Go through the data below and gather each line containing "JSON".
------------------------------------
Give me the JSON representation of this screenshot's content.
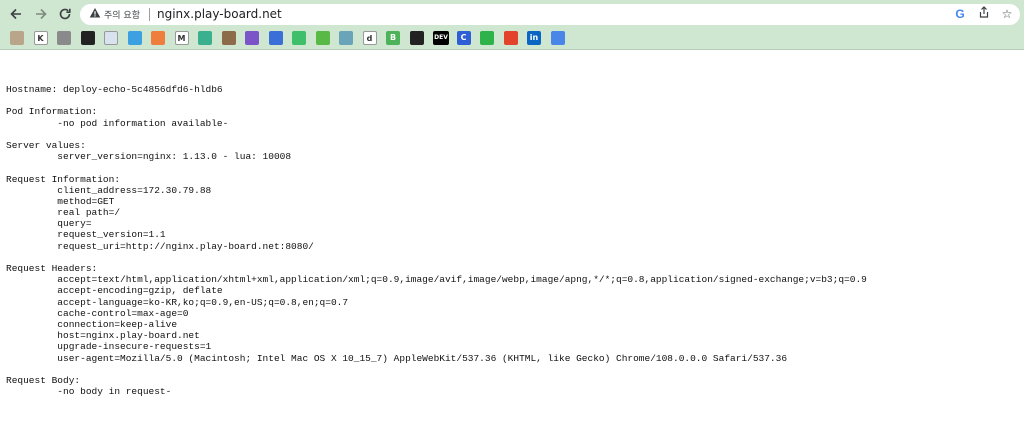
{
  "browser": {
    "security_warning": "주의 요함",
    "url": "nginx.play-board.net",
    "nav_icons": [
      "back-arrow-icon",
      "forward-arrow-icon",
      "reload-icon"
    ],
    "omnibox_icons": [
      "google-icon",
      "share-icon",
      "star-icon"
    ],
    "bookmarks": [
      {
        "name": "notes-bookmark",
        "glyph": "",
        "color": "#b9a58a"
      },
      {
        "name": "k-bookmark",
        "glyph": "K",
        "color": "#ffffff"
      },
      {
        "name": "db-bookmark",
        "glyph": "",
        "color": "#8a8a8a"
      },
      {
        "name": "github-bookmark",
        "glyph": "",
        "color": "#222222"
      },
      {
        "name": "google-news-bookmark",
        "glyph": "",
        "color": "#d9e3ef"
      },
      {
        "name": "pencil-bookmark",
        "glyph": "",
        "color": "#3da0e0"
      },
      {
        "name": "box-bookmark",
        "glyph": "",
        "color": "#ef7d3c"
      },
      {
        "name": "gmail-bookmark",
        "glyph": "M",
        "color": "#ffffff"
      },
      {
        "name": "plant-bookmark",
        "glyph": "",
        "color": "#3bb08f"
      },
      {
        "name": "book-bookmark",
        "glyph": "",
        "color": "#8b6b4a"
      },
      {
        "name": "o-bookmark",
        "glyph": "",
        "color": "#7b55c7"
      },
      {
        "name": "globe-bookmark",
        "glyph": "",
        "color": "#3a6fd8"
      },
      {
        "name": "q-bookmark",
        "glyph": "",
        "color": "#3fbf6a"
      },
      {
        "name": "owl-bookmark",
        "glyph": "",
        "color": "#58b947"
      },
      {
        "name": "gear-bookmark",
        "glyph": "",
        "color": "#6aa4b8"
      },
      {
        "name": "d-bookmark",
        "glyph": "d",
        "color": "#ffffff"
      },
      {
        "name": "b-bookmark",
        "glyph": "B",
        "color": "#4cb35a"
      },
      {
        "name": "dark-globe-bookmark",
        "glyph": "",
        "color": "#222222"
      },
      {
        "name": "dev-bookmark",
        "glyph": "DEV",
        "color": "#000000"
      },
      {
        "name": "c-bookmark",
        "glyph": "C",
        "color": "#2f5fd7"
      },
      {
        "name": "green-app-bookmark",
        "glyph": "",
        "color": "#2db34a"
      },
      {
        "name": "gitlab-bookmark",
        "glyph": "",
        "color": "#e2432a"
      },
      {
        "name": "linkedin-bookmark",
        "glyph": "in",
        "color": "#0a66c2"
      },
      {
        "name": "translate-bookmark",
        "glyph": "",
        "color": "#4a86e8"
      }
    ]
  },
  "content": {
    "lines": [
      "Hostname: deploy-echo-5c4856dfd6-hldb6",
      "",
      "Pod Information:",
      "\t-no pod information available-",
      "",
      "Server values:",
      "\tserver_version=nginx: 1.13.0 - lua: 10008",
      "",
      "Request Information:",
      "\tclient_address=172.30.79.88",
      "\tmethod=GET",
      "\treal path=/",
      "\tquery=",
      "\trequest_version=1.1",
      "\trequest_uri=http://nginx.play-board.net:8080/",
      "",
      "Request Headers:",
      "\taccept=text/html,application/xhtml+xml,application/xml;q=0.9,image/avif,image/webp,image/apng,*/*;q=0.8,application/signed-exchange;v=b3;q=0.9",
      "\taccept-encoding=gzip, deflate",
      "\taccept-language=ko-KR,ko;q=0.9,en-US;q=0.8,en;q=0.7",
      "\tcache-control=max-age=0",
      "\tconnection=keep-alive",
      "\thost=nginx.play-board.net",
      "\tupgrade-insecure-requests=1",
      "\tuser-agent=Mozilla/5.0 (Macintosh; Intel Mac OS X 10_15_7) AppleWebKit/537.36 (KHTML, like Gecko) Chrome/108.0.0.0 Safari/537.36",
      "",
      "Request Body:",
      "\t-no body in request-"
    ]
  }
}
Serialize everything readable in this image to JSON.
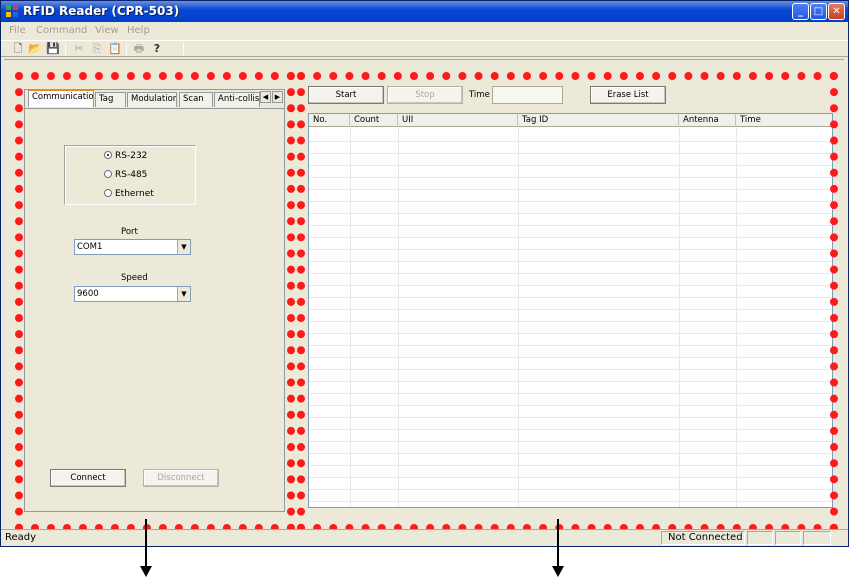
{
  "window": {
    "title": "RFID Reader (CPR-503)",
    "minimize": "_",
    "maximize": "□",
    "close": "✕"
  },
  "menu": [
    "File",
    "Command",
    "View",
    "Help"
  ],
  "toolbar": {
    "new": "🗋",
    "open": "📂",
    "save": "💾",
    "cut": "✂",
    "copy": "⎘",
    "paste": "📋",
    "print": "🖶",
    "help": "?"
  },
  "tabs": [
    "Communication",
    "Tag",
    "Modulation",
    "Scan",
    "Anti-collisi"
  ],
  "tab_arrows": {
    "left": "◀",
    "right": "▶"
  },
  "communication": {
    "radios": [
      {
        "label": "RS-232",
        "checked": true
      },
      {
        "label": "RS-485",
        "checked": false
      },
      {
        "label": "Ethernet",
        "checked": false
      }
    ],
    "port_label": "Port",
    "port_value": "COM1",
    "speed_label": "Speed",
    "speed_value": "9600",
    "connect_label": "Connect",
    "disconnect_label": "Disconnect",
    "combo_arrow": "▼"
  },
  "scan": {
    "start_label": "Start",
    "stop_label": "Stop",
    "time_label": "Time",
    "erase_label": "Erase List"
  },
  "list": {
    "columns": [
      "No.",
      "Count",
      "UII",
      "Tag ID",
      "Antenna",
      "Time"
    ]
  },
  "status": {
    "text": "Ready",
    "connection": "Not Connected"
  },
  "colors": {
    "annotation": "#ff1a1a",
    "titlebar": "#0a49d8"
  }
}
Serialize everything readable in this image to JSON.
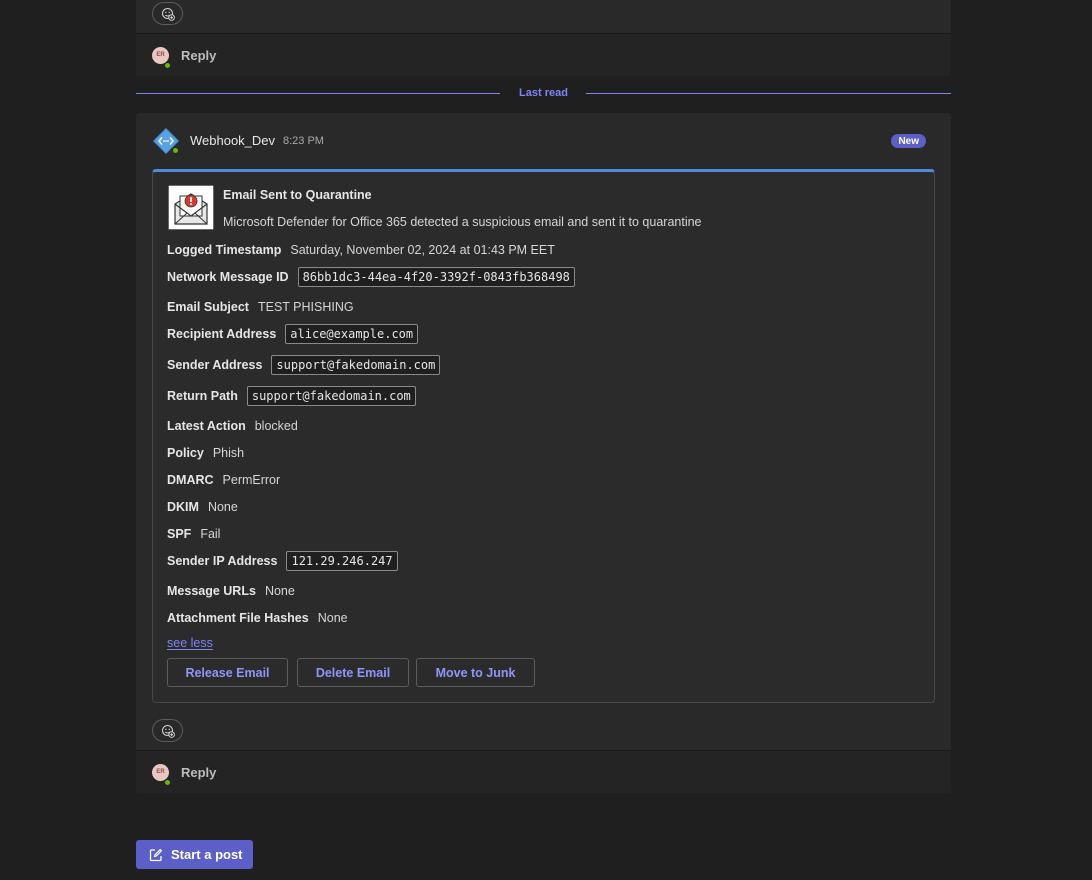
{
  "previous_thread": {
    "reply_label": "Reply",
    "avatar_initials": "ER"
  },
  "divider": {
    "label": "Last read"
  },
  "message": {
    "sender": "Webhook_Dev",
    "time": "8:23 PM",
    "badge": "New",
    "reply_label": "Reply",
    "avatar_initials": "ER"
  },
  "card": {
    "icon": "email-warning-icon",
    "title": "Email Sent to Quarantine",
    "description": "Microsoft Defender for Office 365 detected a suspicious email and sent it to quarantine",
    "facts": [
      {
        "key": "Logged Timestamp",
        "value": "Saturday, November 02, 2024 at 01:43 PM EET"
      },
      {
        "key": "Network Message ID",
        "value": "86bb1dc3-44ea-4f20-3392f-0843fb368498"
      },
      {
        "key": "Email Subject",
        "value": "TEST PHISHING"
      },
      {
        "key": "Recipient Address",
        "value": "alice@example.com"
      },
      {
        "key": "Sender Address",
        "value": "support@fakedomain.com"
      },
      {
        "key": "Return Path",
        "value": "support@fakedomain.com"
      },
      {
        "key": "Latest Action",
        "value": "blocked"
      },
      {
        "key": "Policy",
        "value": "Phish"
      },
      {
        "key": "DMARC",
        "value": "PermError"
      },
      {
        "key": "DKIM",
        "value": "None"
      },
      {
        "key": "SPF",
        "value": "Fail"
      },
      {
        "key": "Sender IP Address",
        "value": "121.29.246.247"
      },
      {
        "key": "Message URLs",
        "value": "None"
      },
      {
        "key": "Attachment File Hashes",
        "value": "None"
      }
    ],
    "see_less": "see less",
    "actions": {
      "release": "Release Email",
      "delete": "Delete Email",
      "junk": "Move to Junk"
    }
  },
  "start_post": "Start a post",
  "colors": {
    "accent": "#5b5fc7",
    "link": "#7f85f5",
    "card_border_top": "#4f8ddc",
    "presence": "#6bb700"
  }
}
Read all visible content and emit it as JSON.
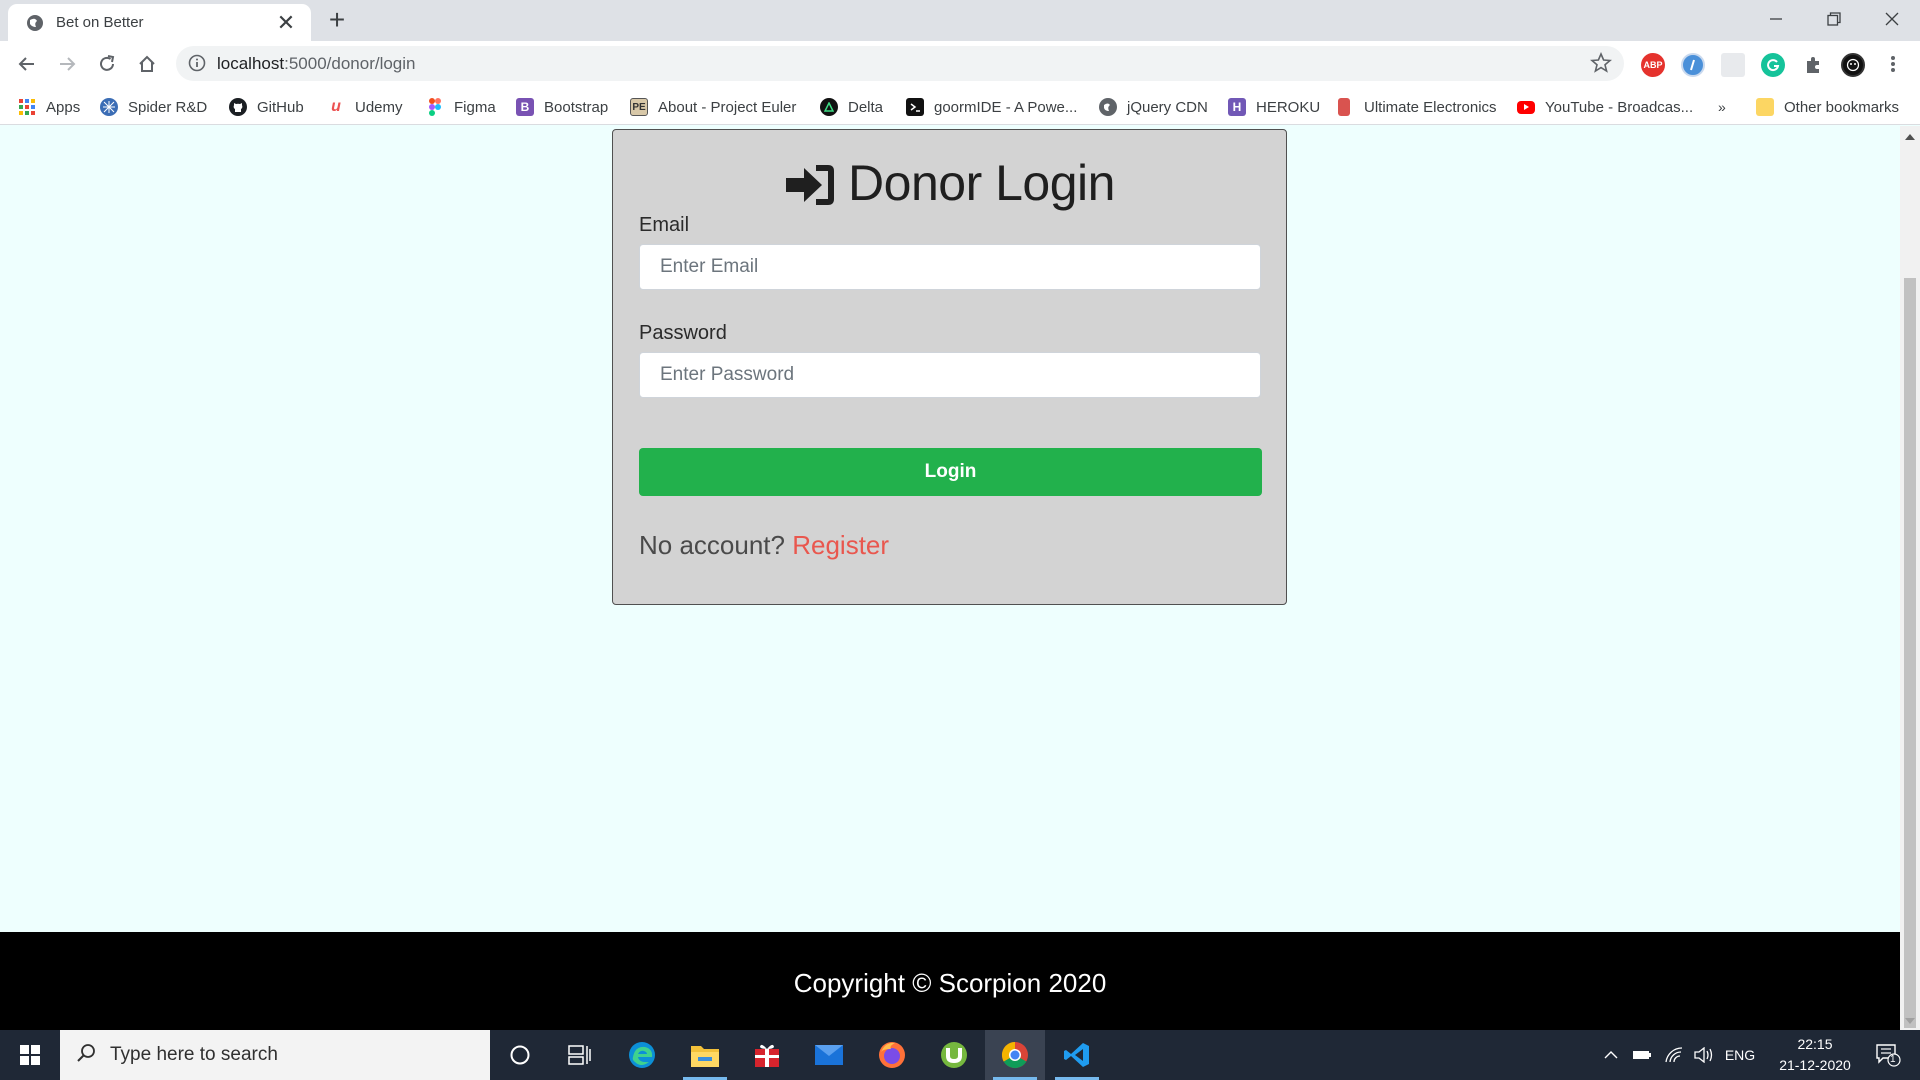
{
  "browser": {
    "tab_title": "Bet on Better",
    "new_tab_symbol": "+",
    "close_symbol": "✕",
    "url_host": "localhost",
    "url_path": ":5000/donor/login"
  },
  "bookmarks": [
    {
      "label": "Apps",
      "icon": "apps-grid-icon"
    },
    {
      "label": "Spider R&D",
      "icon": "spider-icon"
    },
    {
      "label": "GitHub",
      "icon": "github-icon"
    },
    {
      "label": "Udemy",
      "icon": "udemy-icon"
    },
    {
      "label": "Figma",
      "icon": "figma-icon"
    },
    {
      "label": "Bootstrap",
      "icon": "bootstrap-icon"
    },
    {
      "label": "About - Project Euler",
      "icon": "project-euler-icon"
    },
    {
      "label": "Delta",
      "icon": "delta-icon"
    },
    {
      "label": "goormIDE - A Powe...",
      "icon": "terminal-icon"
    },
    {
      "label": "jQuery CDN",
      "icon": "globe-icon"
    },
    {
      "label": "HEROKU",
      "icon": "heroku-icon"
    },
    {
      "label": "Ultimate Electronics",
      "icon": "book-icon"
    },
    {
      "label": "YouTube - Broadcas...",
      "icon": "youtube-icon"
    }
  ],
  "bookmarks_overflow": "»",
  "other_bookmarks": "Other bookmarks",
  "extensions": {
    "abp": "ABP"
  },
  "card": {
    "title": "Donor Login",
    "email_label": "Email",
    "email_placeholder": "Enter Email",
    "email_value": "",
    "password_label": "Password",
    "password_placeholder": "Enter Password",
    "password_value": "",
    "login_button": "Login",
    "no_account_text": "No account?",
    "register_link": "Register"
  },
  "footer": {
    "copyright": "Copyright © Scorpion 2020"
  },
  "taskbar": {
    "search_placeholder": "Type here to search",
    "language": "ENG",
    "time": "22:15",
    "date": "21-12-2020",
    "notification_count": "1"
  },
  "colors": {
    "page_bg": "#eefffe",
    "card_bg": "#d3d3d3",
    "login_button": "#22b14c",
    "register_link": "#e9574e",
    "footer_bg": "#000000"
  }
}
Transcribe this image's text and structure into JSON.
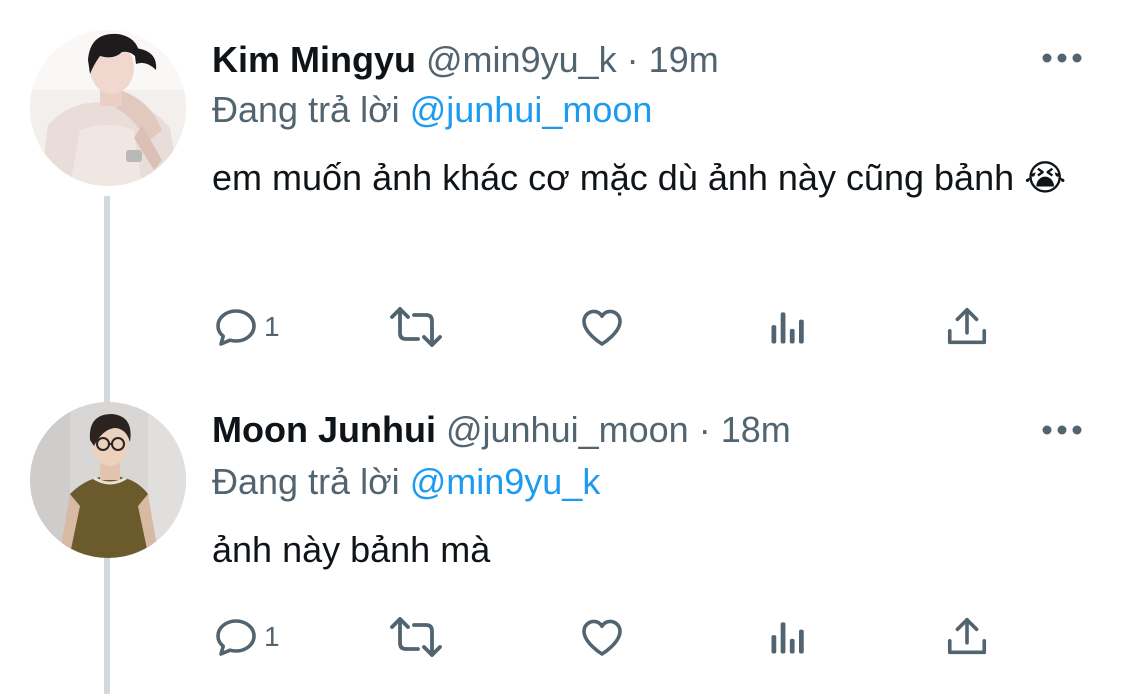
{
  "theme": {
    "text": "#0f1419",
    "secondary": "#536471",
    "accent": "#1d9bf0",
    "thread_line": "#cfd9de",
    "icon": "#536471"
  },
  "tweets": [
    {
      "display_name": "Kim Mingyu",
      "handle": "@min9yu_k",
      "separator": "·",
      "time": "19m",
      "reply_prefix": "Đang trả lời",
      "reply_mention": "@junhui_moon",
      "text": "em muốn ảnh khác cơ mặc dù ảnh này cũng bảnh 😭",
      "reply_count": "1",
      "icons": [
        "reply-icon",
        "retweet-icon",
        "like-icon",
        "analytics-icon",
        "share-icon",
        "more-icon"
      ]
    },
    {
      "display_name": "Moon Junhui",
      "handle": "@junhui_moon",
      "separator": "·",
      "time": "18m",
      "reply_prefix": "Đang trả lời",
      "reply_mention": "@min9yu_k",
      "text": "ảnh này bảnh mà",
      "reply_count": "1",
      "icons": [
        "reply-icon",
        "retweet-icon",
        "like-icon",
        "analytics-icon",
        "share-icon",
        "more-icon"
      ]
    }
  ]
}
------------------------------------
◆ Expected answer:
Give me the JSON representation of this screenshot's content.
Serialize everything readable in this image to JSON.
Serialize everything readable in this image to JSON.
Read all visible content and emit it as JSON.
Transcribe this image's text and structure into JSON.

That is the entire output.